■ **Materials provided**:
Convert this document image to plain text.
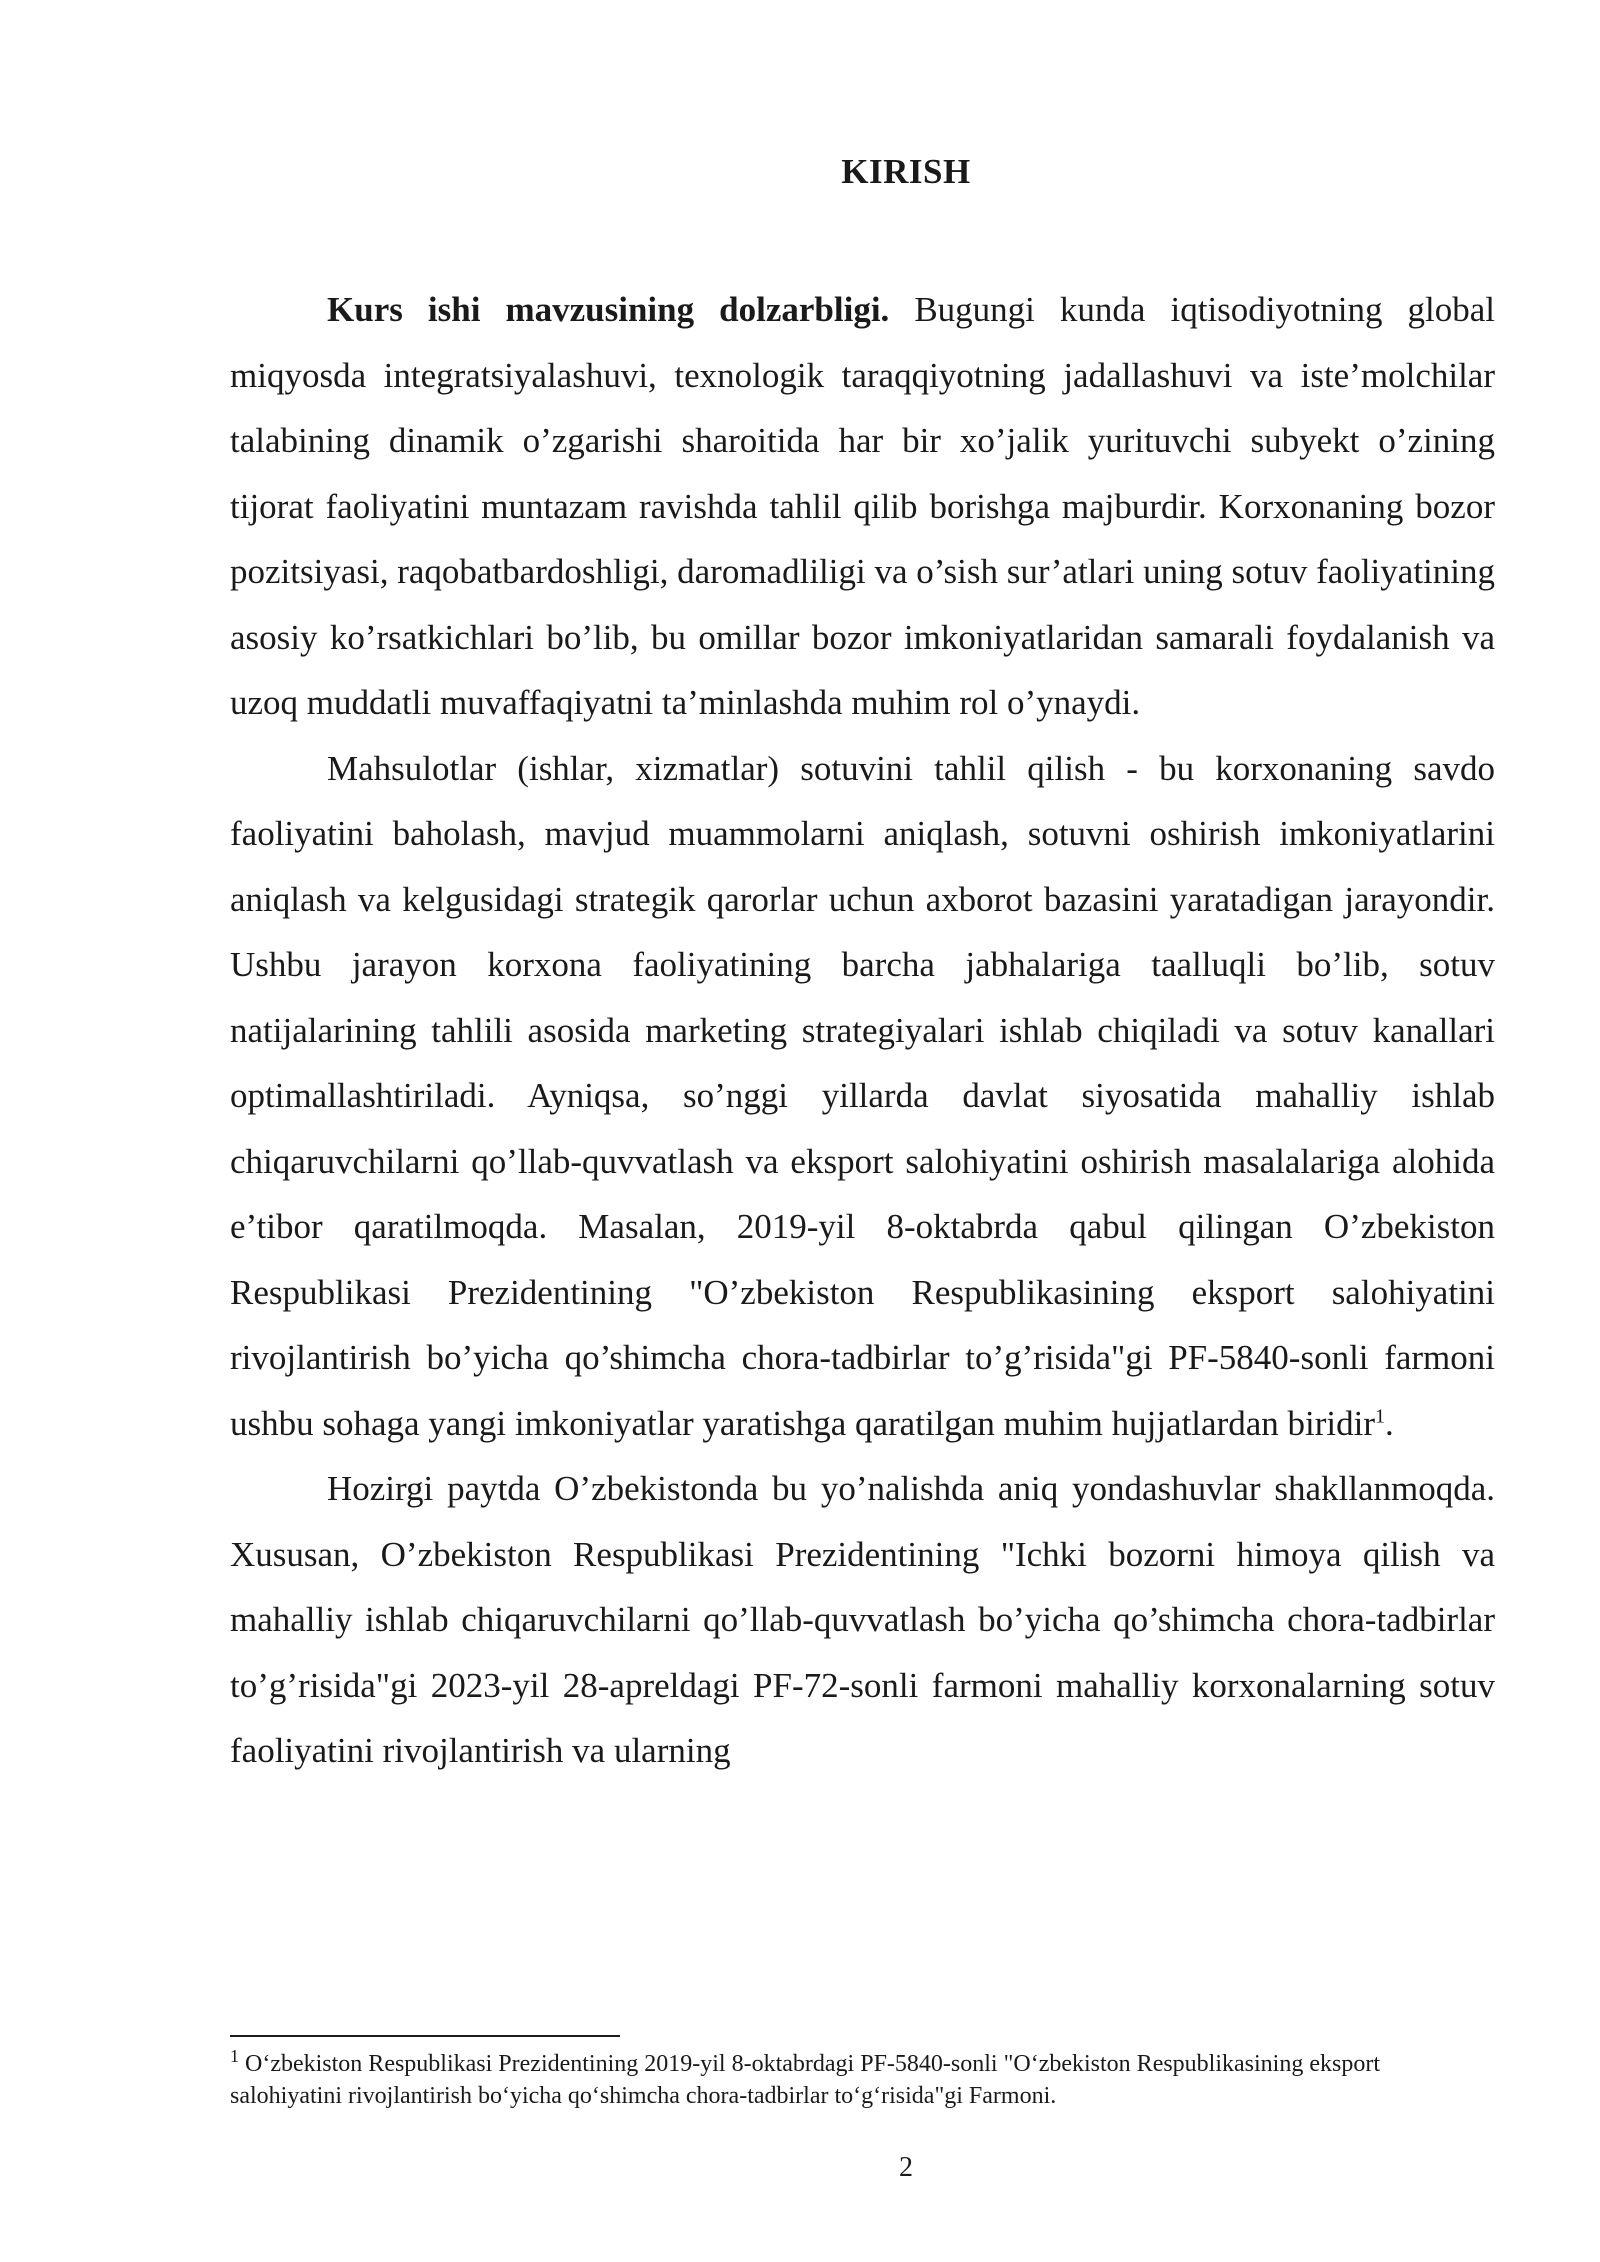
KIRISH

Kurs ishi mavzusining dolzarbligi. Bugungi kunda iqtisodiyotning global miqyosda integratsiyalashuvi, texnologik taraqqiyotning jadallashuvi va iste’molchilar talabining dinamik o’zgarishi sharoitida har bir xo’jalik yurituvchi subyekt o’zining tijorat faoliyatini muntazam ravishda tahlil qilib borishga majburdir. Korxonaning bozor pozitsiyasi, raqobatbardoshligi, daromadliligi va o’sish sur’atlari uning sotuv faoliyatining asosiy ko’rsatkichlari bo’lib, bu omillar bozor imkoniyatlaridan samarali foydalanish va uzoq muddatli muvaffaqiyatni ta’minlashda muhim rol o’ynaydi.

Mahsulotlar (ishlar, xizmatlar) sotuvini tahlil qilish - bu korxonaning savdo faoliyatini baholash, mavjud muammolarni aniqlash, sotuvni oshirish imkoniyatlarini aniqlash va kelgusidagi strategik qarorlar uchun axborot bazasini yaratadigan jarayondir. Ushbu jarayon korxona faoliyatining barcha jabhalariga taalluqli bo’lib, sotuv natijalarining tahlili asosida marketing strategiyalari ishlab chiqiladi va sotuv kanallari optimallashtiriladi. Ayniqsa, so’nggi yillarda davlat siyosatida mahalliy ishlab chiqaruvchilarni qo’llab-quvvatlash va eksport salohiyatini oshirish masalalariga alohida e’tibor qaratilmoqda. Masalan, 2019-yil 8-oktabrda qabul qilingan O’zbekiston Respublikasi Prezidentining "O’zbekiston Respublikasining eksport salohiyatini rivojlantirish bo’yicha qo’shimcha chora-tadbirlar to’g’risida"gi PF-5840-sonli farmoni ushbu sohaga yangi imkoniyatlar yaratishga qaratilgan muhim hujjatlardan biridir$^1$.

Hozirgi paytda O’zbekistonda bu yo’nalishda aniq yondashuvlar shakllanmoqda. Xususan, O’zbekiston Respublikasi Prezidentining "Ichki bozorni himoya qilish va mahalliy ishlab chiqaruvchilarni qo’llab-quvvatlash bo’yicha qo’shimcha chora-tadbirlar to’g’risida"gi 2023-yil 28-apreldagi PF-72-sonli farmoni mahalliy korxonalarning sotuv faoliyatini rivojlantirish va ularning

$^1$ O‘zbekiston Respublikasi Prezidentining 2019-yil 8-oktabrdagi PF-5840-sonli "O‘zbekiston Respublikasining eksport salohiyatini rivojlantirish bo‘yicha qo‘shimcha chora-tadbirlar to‘g‘risida"gi Farmoni.

2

■ **Work required**: Write every record out again exactly; no pictures belong in the copy.

■ **Correct output**:
Convert this document image to plain text.
KIRISH

Kurs ishi mavzusining dolzarbligi. Bugungi kunda iqtisodiyotning global miqyosda integratsiyalashuvi, texnologik taraqqiyotning jadallashuvi va iste’molchilar talabining dinamik o’zgarishi sharoitida har bir xo’jalik yurituvchi subyekt o’zining tijorat faoliyatini muntazam ravishda tahlil qilib borishga majburdir. Korxonaning bozor pozitsiyasi, raqobatbardoshligi, daromadliligi va o’sish sur’atlari uning sotuv faoliyatining asosiy ko’rsatkichlari bo’lib, bu omillar bozor imkoniyatlaridan samarali foydalanish va uzoq muddatli muvaffaqiyatni ta’minlashda muhim rol o’ynaydi.

Mahsulotlar (ishlar, xizmatlar) sotuvini tahlil qilish - bu korxonaning savdo faoliyatini baholash, mavjud muammolarni aniqlash, sotuvni oshirish imkoniyatlarini aniqlash va kelgusidagi strategik qarorlar uchun axborot bazasini yaratadigan jarayondir. Ushbu jarayon korxona faoliyatining barcha jabhalariga taalluqli bo’lib, sotuv natijalarining tahlili asosida marketing strategiyalari ishlab chiqiladi va sotuv kanallari optimallashtiriladi. Ayniqsa, so’nggi yillarda davlat siyosatida mahalliy ishlab chiqaruvchilarni qo’llab-quvvatlash va eksport salohiyatini oshirish masalalariga alohida e’tibor qaratilmoqda. Masalan, 2019-yil 8-oktabrda qabul qilingan O’zbekiston Respublikasi Prezidentining "O’zbekiston Respublikasining eksport salohiyatini rivojlantirish bo’yicha qo’shimcha chora-tadbirlar to’g’risida"gi PF-5840-sonli farmoni ushbu sohaga yangi imkoniyatlar yaratishga qaratilgan muhim hujjatlardan biridir$^1$.

Hozirgi paytda O’zbekistonda bu yo’nalishda aniq yondashuvlar shakllanmoqda. Xususan, O’zbekiston Respublikasi Prezidentining "Ichki bozorni himoya qilish va mahalliy ishlab chiqaruvchilarni qo’llab-quvvatlash bo’yicha qo’shimcha chora-tadbirlar to’g’risida"gi 2023-yil 28-apreldagi PF-72-sonli farmoni mahalliy korxonalarning sotuv faoliyatini rivojlantirish va ularning

$^1$ O‘zbekiston Respublikasi Prezidentining 2019-yil 8-oktabrdagi PF-5840-sonli "O‘zbekiston Respublikasining eksport salohiyatini rivojlantirish bo‘yicha qo‘shimcha chora-tadbirlar to‘g‘risida"gi Farmoni.

2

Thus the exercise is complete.